- _Exercise_
Please write out the material that follows, exactly as it stands.

- _Provided records_
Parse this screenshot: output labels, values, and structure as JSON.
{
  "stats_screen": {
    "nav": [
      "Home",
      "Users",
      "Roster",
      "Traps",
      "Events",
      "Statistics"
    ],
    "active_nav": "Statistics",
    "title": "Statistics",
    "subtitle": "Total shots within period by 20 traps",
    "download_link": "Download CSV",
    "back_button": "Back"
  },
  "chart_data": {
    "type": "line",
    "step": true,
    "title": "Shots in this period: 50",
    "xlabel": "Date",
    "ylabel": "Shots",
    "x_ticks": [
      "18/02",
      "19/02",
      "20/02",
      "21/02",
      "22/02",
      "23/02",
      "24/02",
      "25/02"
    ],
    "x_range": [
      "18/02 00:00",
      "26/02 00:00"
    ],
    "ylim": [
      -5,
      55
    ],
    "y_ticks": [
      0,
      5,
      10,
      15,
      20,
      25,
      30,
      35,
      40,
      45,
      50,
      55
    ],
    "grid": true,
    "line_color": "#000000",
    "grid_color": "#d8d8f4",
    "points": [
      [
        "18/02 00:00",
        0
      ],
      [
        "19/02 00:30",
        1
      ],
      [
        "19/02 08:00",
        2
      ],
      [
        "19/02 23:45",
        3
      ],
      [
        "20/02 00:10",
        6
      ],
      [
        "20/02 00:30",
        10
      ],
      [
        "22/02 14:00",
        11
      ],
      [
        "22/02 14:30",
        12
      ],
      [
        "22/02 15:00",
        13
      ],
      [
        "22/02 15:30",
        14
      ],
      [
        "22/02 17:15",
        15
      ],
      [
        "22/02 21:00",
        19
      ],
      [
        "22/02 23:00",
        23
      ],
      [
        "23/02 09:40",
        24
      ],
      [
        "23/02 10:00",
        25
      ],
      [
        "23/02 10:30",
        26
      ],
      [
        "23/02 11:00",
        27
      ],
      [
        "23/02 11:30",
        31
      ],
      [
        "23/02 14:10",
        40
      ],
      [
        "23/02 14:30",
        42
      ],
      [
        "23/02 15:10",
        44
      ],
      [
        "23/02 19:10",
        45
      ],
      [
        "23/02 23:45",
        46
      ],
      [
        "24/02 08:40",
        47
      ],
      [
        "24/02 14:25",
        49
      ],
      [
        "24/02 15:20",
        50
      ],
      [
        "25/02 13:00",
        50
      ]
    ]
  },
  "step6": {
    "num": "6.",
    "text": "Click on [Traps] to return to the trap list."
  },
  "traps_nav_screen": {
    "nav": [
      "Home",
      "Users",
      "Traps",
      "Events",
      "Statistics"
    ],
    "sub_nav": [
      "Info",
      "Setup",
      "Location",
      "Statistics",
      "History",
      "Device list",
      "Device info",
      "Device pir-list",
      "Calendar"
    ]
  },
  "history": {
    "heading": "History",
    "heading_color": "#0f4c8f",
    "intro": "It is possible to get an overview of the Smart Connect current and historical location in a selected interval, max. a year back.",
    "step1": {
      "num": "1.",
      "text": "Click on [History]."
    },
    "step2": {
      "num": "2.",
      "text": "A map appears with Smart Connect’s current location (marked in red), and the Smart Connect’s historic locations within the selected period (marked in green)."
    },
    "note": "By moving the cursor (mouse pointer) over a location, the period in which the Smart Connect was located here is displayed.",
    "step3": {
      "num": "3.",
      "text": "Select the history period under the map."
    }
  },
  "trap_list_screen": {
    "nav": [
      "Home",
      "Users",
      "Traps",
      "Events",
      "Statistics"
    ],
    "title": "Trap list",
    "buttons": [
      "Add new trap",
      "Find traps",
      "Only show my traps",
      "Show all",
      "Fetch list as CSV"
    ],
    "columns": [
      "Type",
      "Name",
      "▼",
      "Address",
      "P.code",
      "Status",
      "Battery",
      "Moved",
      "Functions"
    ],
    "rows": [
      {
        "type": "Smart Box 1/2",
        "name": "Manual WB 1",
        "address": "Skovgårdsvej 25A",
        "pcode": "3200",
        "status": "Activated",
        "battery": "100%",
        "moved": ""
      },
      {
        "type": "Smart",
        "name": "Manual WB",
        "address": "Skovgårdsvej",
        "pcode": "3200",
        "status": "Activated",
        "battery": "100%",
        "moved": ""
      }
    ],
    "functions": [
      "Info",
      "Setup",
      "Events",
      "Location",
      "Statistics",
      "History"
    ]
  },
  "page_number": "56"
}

- _Completed exercise_
Parse this screenshot: output labels, values, and structure as JSON.
{
  "stats_screen": {
    "nav": [
      "Home",
      "Users",
      "Roster",
      "Traps",
      "Events",
      "Statistics"
    ],
    "active_nav": "Statistics",
    "title": "Statistics",
    "subtitle": "Total shots within period by 20 traps",
    "download_link": "Download CSV",
    "back_button": "Back"
  },
  "chart_data": {
    "type": "line",
    "step": true,
    "title": "Shots in this period: 50",
    "xlabel": "Date",
    "ylabel": "Shots",
    "x_ticks": [
      "18/02",
      "19/02",
      "20/02",
      "21/02",
      "22/02",
      "23/02",
      "24/02",
      "25/02"
    ],
    "x_range": [
      "18/02 00:00",
      "26/02 00:00"
    ],
    "ylim": [
      -5,
      55
    ],
    "y_ticks": [
      0,
      5,
      10,
      15,
      20,
      25,
      30,
      35,
      40,
      45,
      50,
      55
    ],
    "grid": true,
    "line_color": "#000000",
    "grid_color": "#d8d8f4",
    "points": [
      [
        "18/02 00:00",
        0
      ],
      [
        "19/02 00:30",
        1
      ],
      [
        "19/02 08:00",
        2
      ],
      [
        "19/02 23:45",
        3
      ],
      [
        "20/02 00:10",
        6
      ],
      [
        "20/02 00:30",
        10
      ],
      [
        "22/02 14:00",
        11
      ],
      [
        "22/02 14:30",
        12
      ],
      [
        "22/02 15:00",
        13
      ],
      [
        "22/02 15:30",
        14
      ],
      [
        "22/02 17:15",
        15
      ],
      [
        "22/02 21:00",
        19
      ],
      [
        "22/02 23:00",
        23
      ],
      [
        "23/02 09:40",
        24
      ],
      [
        "23/02 10:00",
        25
      ],
      [
        "23/02 10:30",
        26
      ],
      [
        "23/02 11:00",
        27
      ],
      [
        "23/02 11:30",
        31
      ],
      [
        "23/02 14:10",
        40
      ],
      [
        "23/02 14:30",
        42
      ],
      [
        "23/02 15:10",
        44
      ],
      [
        "23/02 19:10",
        45
      ],
      [
        "23/02 23:45",
        46
      ],
      [
        "24/02 08:40",
        47
      ],
      [
        "24/02 14:25",
        49
      ],
      [
        "24/02 15:20",
        50
      ],
      [
        "25/02 13:00",
        50
      ]
    ]
  },
  "step6": {
    "num": "6.",
    "text": "Click on [Traps] to return to the trap list."
  },
  "traps_nav_screen": {
    "nav": [
      "Home",
      "Users",
      "Traps",
      "Events",
      "Statistics"
    ],
    "sub_nav": [
      "Info",
      "Setup",
      "Location",
      "Statistics",
      "History",
      "Device list",
      "Device info",
      "Device pir-list",
      "Calendar"
    ]
  },
  "history": {
    "heading": "History",
    "heading_color": "#0f4c8f",
    "intro": "It is possible to get an overview of the Smart Connect current and historical location in a selected interval, max. a year back.",
    "step1": {
      "num": "1.",
      "text": "Click on [History]."
    },
    "step2": {
      "num": "2.",
      "text": "A map appears with Smart Connect’s current location (marked in red), and the Smart Connect’s historic locations within the selected period (marked in green)."
    },
    "note": "By moving the cursor (mouse pointer) over a location, the period in which the Smart Connect was located here is displayed.",
    "step3": {
      "num": "3.",
      "text": "Select the history period under the map."
    }
  },
  "trap_list_screen": {
    "nav": [
      "Home",
      "Users",
      "Traps",
      "Events",
      "Statistics"
    ],
    "title": "Trap list",
    "buttons": [
      "Add new trap",
      "Find traps",
      "Only show my traps",
      "Show all",
      "Fetch list as CSV"
    ],
    "columns": [
      "Type",
      "Name",
      "▼",
      "Address",
      "P.code",
      "Status",
      "Battery",
      "Moved",
      "Functions"
    ],
    "rows": [
      {
        "type": "Smart Box 1/2",
        "name": "Manual WB 1",
        "address": "Skovgårdsvej 25A",
        "pcode": "3200",
        "status": "Activated",
        "battery": "100%",
        "moved": ""
      },
      {
        "type": "Smart",
        "name": "Manual WB",
        "address": "Skovgårdsvej",
        "pcode": "3200",
        "status": "Activated",
        "battery": "100%",
        "moved": ""
      }
    ],
    "functions": [
      "Info",
      "Setup",
      "Events",
      "Location",
      "Statistics",
      "History"
    ]
  },
  "page_number": "56"
}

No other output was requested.